**Instructions to follow:** Find the lines containing the word "substrate" and copy every one of them.

(Stored entries)
--- BEGIN ---

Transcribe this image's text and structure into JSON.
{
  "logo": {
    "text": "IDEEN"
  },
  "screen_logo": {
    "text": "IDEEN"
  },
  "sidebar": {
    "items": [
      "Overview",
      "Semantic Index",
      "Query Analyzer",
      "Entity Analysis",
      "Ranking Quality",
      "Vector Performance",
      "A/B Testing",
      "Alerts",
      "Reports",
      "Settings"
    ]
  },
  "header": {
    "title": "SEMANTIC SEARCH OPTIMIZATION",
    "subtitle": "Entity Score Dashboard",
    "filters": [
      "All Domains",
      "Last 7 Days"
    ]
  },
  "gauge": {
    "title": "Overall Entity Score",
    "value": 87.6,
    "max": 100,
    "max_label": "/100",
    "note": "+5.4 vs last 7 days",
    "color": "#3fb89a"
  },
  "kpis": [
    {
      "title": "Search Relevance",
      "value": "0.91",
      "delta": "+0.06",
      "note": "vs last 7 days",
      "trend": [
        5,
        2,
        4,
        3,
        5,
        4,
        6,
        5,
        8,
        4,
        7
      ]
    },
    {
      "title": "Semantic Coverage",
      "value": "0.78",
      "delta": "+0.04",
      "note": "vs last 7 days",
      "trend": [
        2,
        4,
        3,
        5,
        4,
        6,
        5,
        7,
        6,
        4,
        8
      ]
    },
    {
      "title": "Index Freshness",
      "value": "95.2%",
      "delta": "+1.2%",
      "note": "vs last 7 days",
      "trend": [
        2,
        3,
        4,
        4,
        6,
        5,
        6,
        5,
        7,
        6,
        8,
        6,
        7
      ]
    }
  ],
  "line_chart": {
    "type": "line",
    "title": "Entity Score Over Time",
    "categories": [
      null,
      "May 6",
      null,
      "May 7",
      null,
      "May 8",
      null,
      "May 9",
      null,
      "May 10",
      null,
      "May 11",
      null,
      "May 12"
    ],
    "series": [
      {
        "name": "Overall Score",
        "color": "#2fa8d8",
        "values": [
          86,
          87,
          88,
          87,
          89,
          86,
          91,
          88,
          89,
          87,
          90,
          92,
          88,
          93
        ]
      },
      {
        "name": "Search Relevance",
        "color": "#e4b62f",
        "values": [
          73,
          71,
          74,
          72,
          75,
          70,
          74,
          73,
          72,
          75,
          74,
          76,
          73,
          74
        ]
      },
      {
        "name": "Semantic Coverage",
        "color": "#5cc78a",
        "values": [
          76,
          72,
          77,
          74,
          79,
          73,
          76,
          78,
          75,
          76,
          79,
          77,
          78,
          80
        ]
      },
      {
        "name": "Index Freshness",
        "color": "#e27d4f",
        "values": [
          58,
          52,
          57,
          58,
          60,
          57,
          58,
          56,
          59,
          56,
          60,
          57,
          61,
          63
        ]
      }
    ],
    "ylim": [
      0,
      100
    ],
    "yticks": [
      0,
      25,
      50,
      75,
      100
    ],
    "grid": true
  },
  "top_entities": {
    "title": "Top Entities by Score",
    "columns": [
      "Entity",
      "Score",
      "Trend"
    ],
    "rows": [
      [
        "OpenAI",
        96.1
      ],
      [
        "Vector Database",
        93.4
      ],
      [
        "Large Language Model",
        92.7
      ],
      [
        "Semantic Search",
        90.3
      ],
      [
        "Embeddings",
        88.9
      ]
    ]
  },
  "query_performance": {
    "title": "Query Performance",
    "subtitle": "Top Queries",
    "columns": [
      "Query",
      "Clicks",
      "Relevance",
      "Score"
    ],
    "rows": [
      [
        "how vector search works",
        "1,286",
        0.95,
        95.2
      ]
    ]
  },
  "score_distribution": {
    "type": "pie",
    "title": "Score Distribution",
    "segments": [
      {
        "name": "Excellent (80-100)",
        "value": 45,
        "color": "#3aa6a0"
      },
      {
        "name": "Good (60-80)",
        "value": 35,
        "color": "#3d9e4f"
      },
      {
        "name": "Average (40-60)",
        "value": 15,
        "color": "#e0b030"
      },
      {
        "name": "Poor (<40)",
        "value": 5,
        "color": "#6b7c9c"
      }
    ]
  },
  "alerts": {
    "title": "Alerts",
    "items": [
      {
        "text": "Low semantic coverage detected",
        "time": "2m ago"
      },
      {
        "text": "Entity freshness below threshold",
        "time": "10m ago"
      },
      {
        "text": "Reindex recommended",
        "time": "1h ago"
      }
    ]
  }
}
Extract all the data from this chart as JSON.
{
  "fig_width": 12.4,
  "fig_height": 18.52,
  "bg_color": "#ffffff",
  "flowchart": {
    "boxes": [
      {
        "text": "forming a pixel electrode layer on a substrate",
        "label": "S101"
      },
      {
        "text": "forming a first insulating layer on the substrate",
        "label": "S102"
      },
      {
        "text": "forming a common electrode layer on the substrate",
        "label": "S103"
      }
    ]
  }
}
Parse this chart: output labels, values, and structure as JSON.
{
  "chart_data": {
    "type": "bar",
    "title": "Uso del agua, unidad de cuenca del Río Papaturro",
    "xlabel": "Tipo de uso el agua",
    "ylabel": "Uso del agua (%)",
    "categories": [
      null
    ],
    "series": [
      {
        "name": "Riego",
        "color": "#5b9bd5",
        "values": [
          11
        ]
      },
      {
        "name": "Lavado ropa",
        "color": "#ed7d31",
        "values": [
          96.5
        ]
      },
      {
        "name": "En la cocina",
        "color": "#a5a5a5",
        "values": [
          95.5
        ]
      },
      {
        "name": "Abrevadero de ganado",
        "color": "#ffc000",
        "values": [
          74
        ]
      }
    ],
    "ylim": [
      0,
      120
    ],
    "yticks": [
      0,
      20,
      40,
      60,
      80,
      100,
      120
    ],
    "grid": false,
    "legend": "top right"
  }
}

--- END ---

**Finished answer:**
        "text": "forming a pixel electrode layer on a substrate",
        "text": "forming a first insulating layer on the substrate",
        "text": "forming a common electrode layer on the substrate",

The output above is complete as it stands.